• SET PROBLEM
Write out the listing below without alteration, omitting its pictures.

• DATA
==*==

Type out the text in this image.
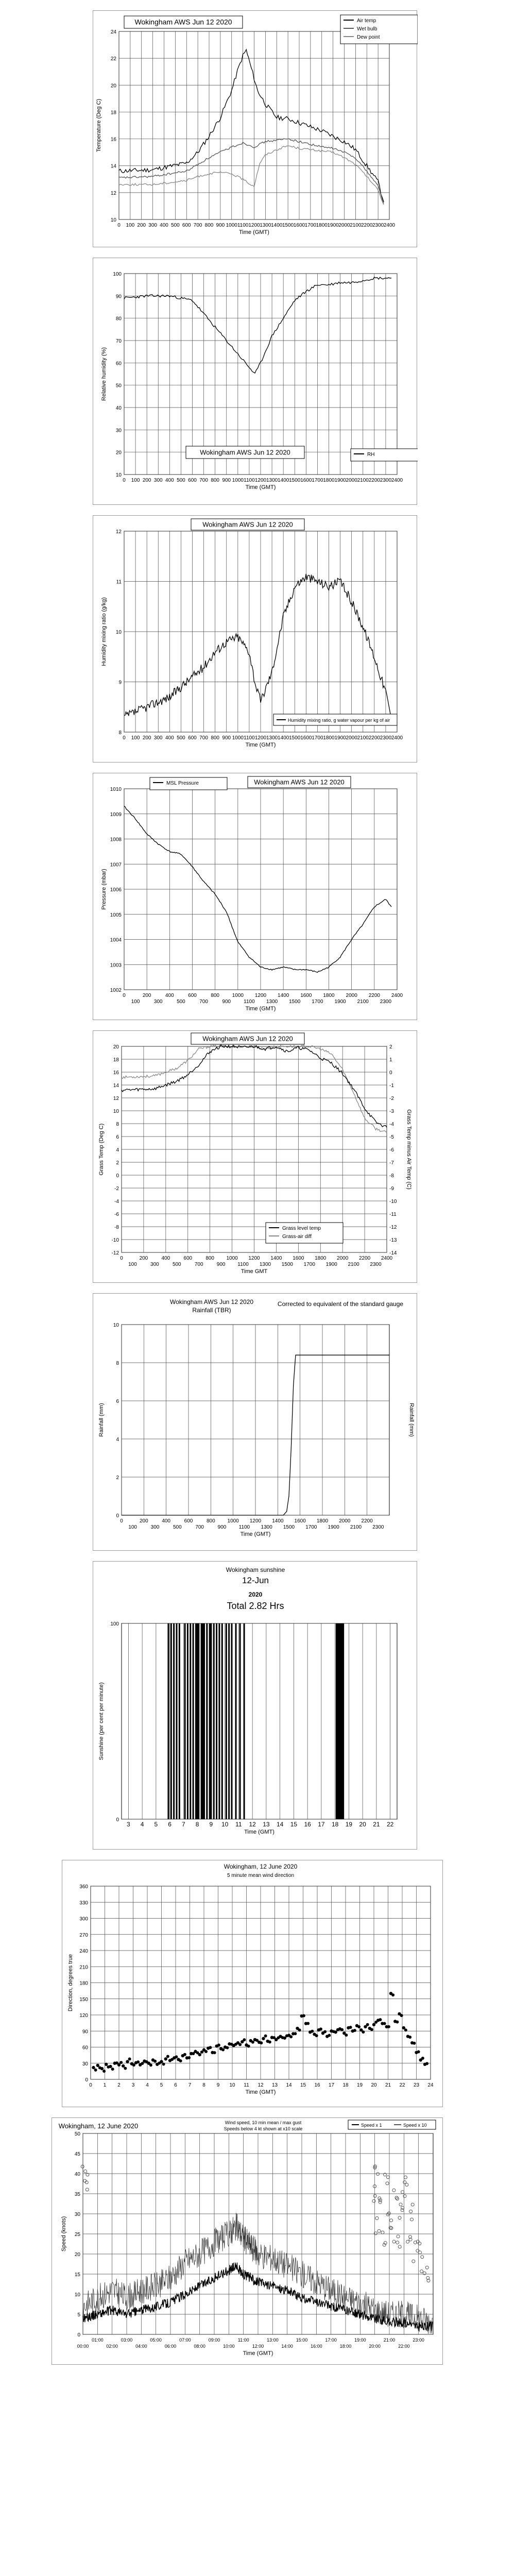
10
12
14
16
18
20
22
24
0 100 200 300 400 500 600 700 800 900 1000 1100 1200 1300 1400 1500 1600 1700 1800 1900 2000 2100 2200 2300 2400
Time (GMT)
Temperature (Deg C)
Wokingham AWS Jun 12 2020	Air temp
Wet bulb
Dew point
10
20
30
40
50
60
70
80
90
100
0 100 200 300 400 500 600 700 800 900 1000 1100 1200 1300 1400 1500 1600 1700 1800 1900 2000 2100 2200 2300 2400
Time (GMT)
Relative humidity (%)
Wokingham AWS Jun 12 2020	RH
8
9
10
11
12
0 100 200 300 400 500 600 700 800 900 1000 1100 1200 1300 1400 1500 1600 1700 1800 1900 2000 2100 2200 2300 2400
Time (GMT)
Humidity mixing ratio (g/kg)
Wokingham AWS Jun 12 2020
Humidity mixing ratio, g water vapour per kg of air
1002
1003
1004
1005
1006
1007
1008
1009
1010
0	200	400	600	800 1000 1200 1400 1600 1800 2000 2200 2400
100	300	500	700	900	1100 1300 1500 1700 1900 2100 2300
Time (GMT)
Pressure (mbar)
MSL Pressure	Wokingham AWS Jun 12 2020
-12
-10
-8
-6
-4
-2
0
2
4
6
8
10
12
14
16
18
20
0	200	400	600	800 1000 1200 1400 1600 1800 2000 2200 2400
100	300	500	700	900 1100 1300 1500 1700 1900 2100 2300
-14
-13
-12
-11
-10
-9
-8
-7
-6
-5
-4
-3
-2
-1
0
1
2
Time GMT
Grass Temp (Deg C)	Grass Temp minus Air Temp (C)
Wokingham AWS Jun 12 2020
Grass level temp
Grass-air diff
0
2
4
6
8
10
0	200	400	600	800 1000 1200 1400 1600 1800 2000 2200
100	300	500	700	900 1100 1300 1500 1700 1900 2100 2300
Time (GMT)
Rainfall (mm)	Rainfall (mm)
Wokingham AWS Jun 12 2020
Rainfall (TBR)
Corrected to equivalent of the standard gauge
0
100
3 4 5 6 7 8 9 10 11 12 13 14 15 16 17 18 19 20 21 22
Time (GMT)
Sunshine (per cent per minute)
Wokingham sunshine
12-Jun
2020
Total 2.82 Hrs
0
30
60
90
120
150
180
210
240
270
300
330
360
0 1 2 3 4 5 6 7 8 9 10 11 12 13 14 15 16 17 18 19 20 21 22 23 24
Time (GMT)
Direction, degrees true
Wokingham, 12 June 2020
5 minute mean wind direction
0
5
10
15
20
25
30
35
40
45
50
00:00
01:00
02:00
03:00
04:00
05:00
06:00
07:00
08:00
09:00
10:00
11:00
12:00
13:00
14:00
15:00
16:00
17:00
18:00
19:00
20:00
21:00
22:00
23:00
Time (GMT)
Speed (knots)
Wokingham, 12 June 2020	Wind speed, 10 min mean / max gust
Speeds below 4 kt shown at x10 scale
Speed x 1	Speed x 10
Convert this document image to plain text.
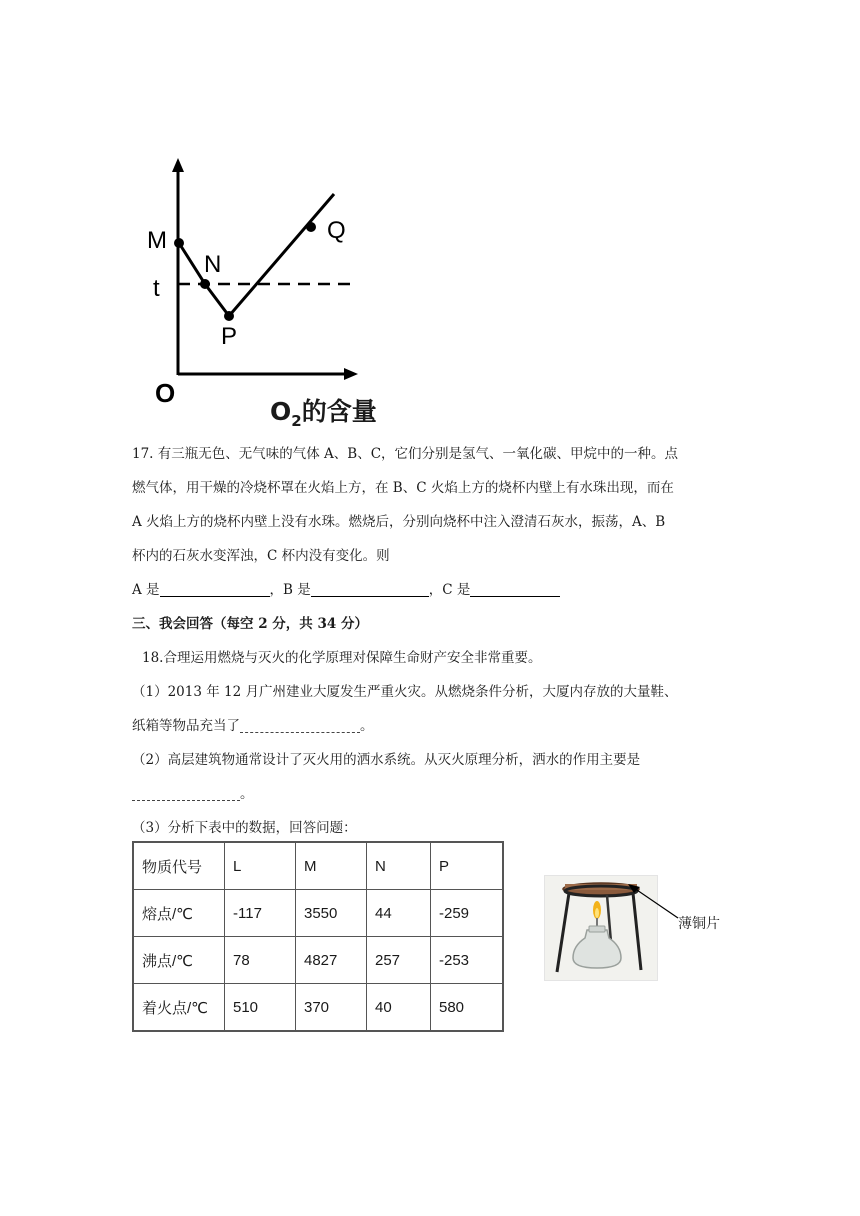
M
N
t
P
Q
O
$O_2$的含量
17. 有三瓶无色、无气味的气体 A、B、C，它们分别是氢气、一氧化碳、甲烷中的一种。点
燃气体，用干燥的冷烧杯罩在火焰上方，在 B、C 火焰上方的烧杯内壁上有水珠出现，而在
A 火焰上方的烧杯内壁上没有水珠。燃烧后，分别向烧杯中注入澄清石灰水，振荡，A、B
杯内的石灰水变浑浊，C 杯内没有变化。则
A 是	，B 是	，C 是
三、我会回答（每空 2 分，共 34 分）
18.合理运用燃烧与灭火的化学原理对保障生命财产安全非常重要。
（1）2013 年 12 月广州建业大厦发生严重火灾。从燃烧条件分析，大厦内存放的大量鞋、
纸箱等物品充当了	。
（2）高层建筑物通常设计了灭火用的洒水系统。从灭火原理分析，洒水的作用主要是
。
（3）分析下表中的数据，回答问题：
物质代号	L	M	N	P
熔点/℃	-117	3550	44	-259
沸点/℃	78	4827	257	-253
着火点/℃	510	370	40	580
薄铜片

==*==

• EXPECTED ANSWER
Type out the text in this image.
10
12
14
16
18
20
22
24
0 100 200 300 400 500 600 700 800 900 1000 1100 1200 1300 1400 1500 1600 1700 1800 1900 2000 2100 2200 2300 2400
Time (GMT)
Temperature (Deg C)
Wokingham AWS Jun 12 2020	Air temp
Wet bulb
Dew point
10
20
30
40
50
60
70
80
90
100
0 100 200 300 400 500 600 700 800 900 1000 1100 1200 1300 1400 1500 1600 1700 1800 1900 2000 2100 2200 2300 2400
Time (GMT)
Relative humidity (%)
Wokingham AWS Jun 12 2020	RH
8
9
10
11
12
0 100 200 300 400 500 600 700 800 900 1000 1100 1200 1300 1400 1500 1600 1700 1800 1900 2000 2100 2200 2300 2400
Time (GMT)
Humidity mixing ratio (g/kg)
Wokingham AWS Jun 12 2020
Humidity mixing ratio, g water vapour per kg of air
1002
1003
1004
1005
1006
1007
1008
1009
1010
0	200	400	600	800 1000 1200 1400 1600 1800 2000 2200 2400
100	300	500	700	900	1100 1300 1500 1700 1900 2100 2300
Time (GMT)
Pressure (mbar)
MSL Pressure	Wokingham AWS Jun 12 2020
-12
-10
-8
-6
-4
-2
0
2
4
6
8
10
12
14
16
18
20
0	200	400	600	800 1000 1200 1400 1600 1800 2000 2200 2400
100	300	500	700	900 1100 1300 1500 1700 1900 2100 2300
-14
-13
-12
-11
-10
-9
-8
-7
-6
-5
-4
-3
-2
-1
0
1
2
Time GMT
Grass Temp (Deg C)	Grass Temp minus Air Temp (C)
Wokingham AWS Jun 12 2020
Grass level temp
Grass-air diff
0
2
4
6
8
10
0	200	400	600	800 1000 1200 1400 1600 1800 2000 2200
100	300	500	700	900 1100 1300 1500 1700 1900 2100 2300
Time (GMT)
Rainfall (mm)	Rainfall (mm)
Wokingham AWS Jun 12 2020
Rainfall (TBR)
Corrected to equivalent of the standard gauge
0
100
3 4 5 6 7 8 9 10 11 12 13 14 15 16 17 18 19 20 21 22
Time (GMT)
Sunshine (per cent per minute)
Wokingham sunshine
12-Jun
2020
Total 2.82 Hrs
0
30
60
90
120
150
180
210
240
270
300
330
360
0 1 2 3 4 5 6 7 8 9 10 11 12 13 14 15 16 17 18 19 20 21 22 23 24
Time (GMT)
Direction, degrees true
Wokingham, 12 June 2020
5 minute mean wind direction
0
5
10
15
20
25
30
35
40
45
50
00:00
01:00
02:00
03:00
04:00
05:00
06:00
07:00
08:00
09:00
10:00
11:00
12:00
13:00
14:00
15:00
16:00
17:00
18:00
19:00
20:00
21:00
22:00
23:00
Time (GMT)
Speed (knots)
Wokingham, 12 June 2020	Wind speed, 10 min mean / max gust
Speeds below 4 kt shown at x10 scale
Speed x 1	Speed x 10
Convert this document image to plain text.
M
N
t
P
Q
O
$O_2$的含量
17. 有三瓶无色、无气味的气体 A、B、C，它们分别是氢气、一氧化碳、甲烷中的一种。点
燃气体，用干燥的冷烧杯罩在火焰上方，在 B、C 火焰上方的烧杯内壁上有水珠出现，而在
A 火焰上方的烧杯内壁上没有水珠。燃烧后，分别向烧杯中注入澄清石灰水，振荡，A、B
杯内的石灰水变浑浊，C 杯内没有变化。则
A 是	，B 是	，C 是
三、我会回答（每空 2 分，共 34 分）
18.合理运用燃烧与灭火的化学原理对保障生命财产安全非常重要。
（1）2013 年 12 月广州建业大厦发生严重火灾。从燃烧条件分析，大厦内存放的大量鞋、
纸箱等物品充当了	。
（2）高层建筑物通常设计了灭火用的洒水系统。从灭火原理分析，洒水的作用主要是
。
（3）分析下表中的数据，回答问题：
物质代号	L	M	N	P
熔点/℃	-117	3550	44	-259
沸点/℃	78	4827	257	-253
着火点/℃	510	370	40	580
薄铜片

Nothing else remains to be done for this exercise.